§ **Task description**
Search the material for the word "JSON" and copy each line that holds it.

§ **Dataset rows**
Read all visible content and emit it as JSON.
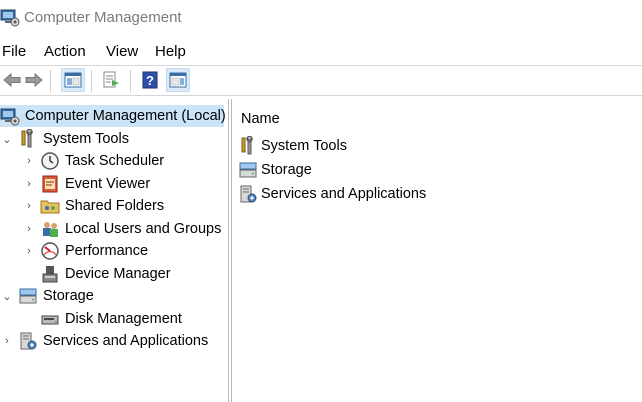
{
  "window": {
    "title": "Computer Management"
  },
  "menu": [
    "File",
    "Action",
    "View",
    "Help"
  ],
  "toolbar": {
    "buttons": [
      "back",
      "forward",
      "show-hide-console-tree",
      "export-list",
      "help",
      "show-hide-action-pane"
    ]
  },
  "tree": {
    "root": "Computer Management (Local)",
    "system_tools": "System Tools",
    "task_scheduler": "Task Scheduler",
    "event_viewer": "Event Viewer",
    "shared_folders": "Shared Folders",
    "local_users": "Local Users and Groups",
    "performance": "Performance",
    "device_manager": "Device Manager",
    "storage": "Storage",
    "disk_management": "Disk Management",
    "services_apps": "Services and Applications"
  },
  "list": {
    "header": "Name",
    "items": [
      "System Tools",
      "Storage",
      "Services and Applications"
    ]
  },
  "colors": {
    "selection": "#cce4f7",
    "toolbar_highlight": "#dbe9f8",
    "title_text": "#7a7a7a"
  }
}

--

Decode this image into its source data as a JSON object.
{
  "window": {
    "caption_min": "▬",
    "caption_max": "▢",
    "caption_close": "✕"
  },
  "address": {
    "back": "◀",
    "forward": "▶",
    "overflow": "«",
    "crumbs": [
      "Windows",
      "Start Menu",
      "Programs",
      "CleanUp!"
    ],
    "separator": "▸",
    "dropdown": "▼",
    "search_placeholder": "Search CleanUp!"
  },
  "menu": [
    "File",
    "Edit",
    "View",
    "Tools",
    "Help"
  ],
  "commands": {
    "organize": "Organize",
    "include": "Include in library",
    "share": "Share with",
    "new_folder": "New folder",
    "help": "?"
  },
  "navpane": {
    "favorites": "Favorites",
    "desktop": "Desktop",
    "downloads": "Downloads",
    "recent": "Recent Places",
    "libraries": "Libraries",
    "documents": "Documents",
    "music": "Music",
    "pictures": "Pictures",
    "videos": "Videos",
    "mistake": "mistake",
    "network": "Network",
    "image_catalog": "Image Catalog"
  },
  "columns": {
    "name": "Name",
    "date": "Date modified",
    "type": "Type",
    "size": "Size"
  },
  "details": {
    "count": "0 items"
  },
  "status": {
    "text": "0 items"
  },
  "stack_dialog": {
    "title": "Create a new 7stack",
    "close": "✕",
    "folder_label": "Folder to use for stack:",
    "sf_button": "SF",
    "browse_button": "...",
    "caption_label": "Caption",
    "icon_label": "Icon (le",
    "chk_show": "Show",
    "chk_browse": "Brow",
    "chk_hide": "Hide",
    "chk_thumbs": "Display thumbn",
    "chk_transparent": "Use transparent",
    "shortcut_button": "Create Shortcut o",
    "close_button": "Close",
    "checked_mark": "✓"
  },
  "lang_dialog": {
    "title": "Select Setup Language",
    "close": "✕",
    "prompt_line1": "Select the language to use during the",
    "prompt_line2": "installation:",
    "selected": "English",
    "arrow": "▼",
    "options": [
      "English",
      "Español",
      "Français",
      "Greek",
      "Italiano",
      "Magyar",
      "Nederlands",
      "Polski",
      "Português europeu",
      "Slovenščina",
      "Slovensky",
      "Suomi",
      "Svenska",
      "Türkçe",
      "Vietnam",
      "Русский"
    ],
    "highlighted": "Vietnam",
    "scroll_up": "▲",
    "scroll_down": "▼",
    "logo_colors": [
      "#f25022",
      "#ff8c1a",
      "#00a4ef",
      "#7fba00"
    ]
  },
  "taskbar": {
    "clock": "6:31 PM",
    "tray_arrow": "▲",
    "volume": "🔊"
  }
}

§ **Task answer**
Read all visible content and emit it as JSON.
Decode this image into its source data as a JSON object.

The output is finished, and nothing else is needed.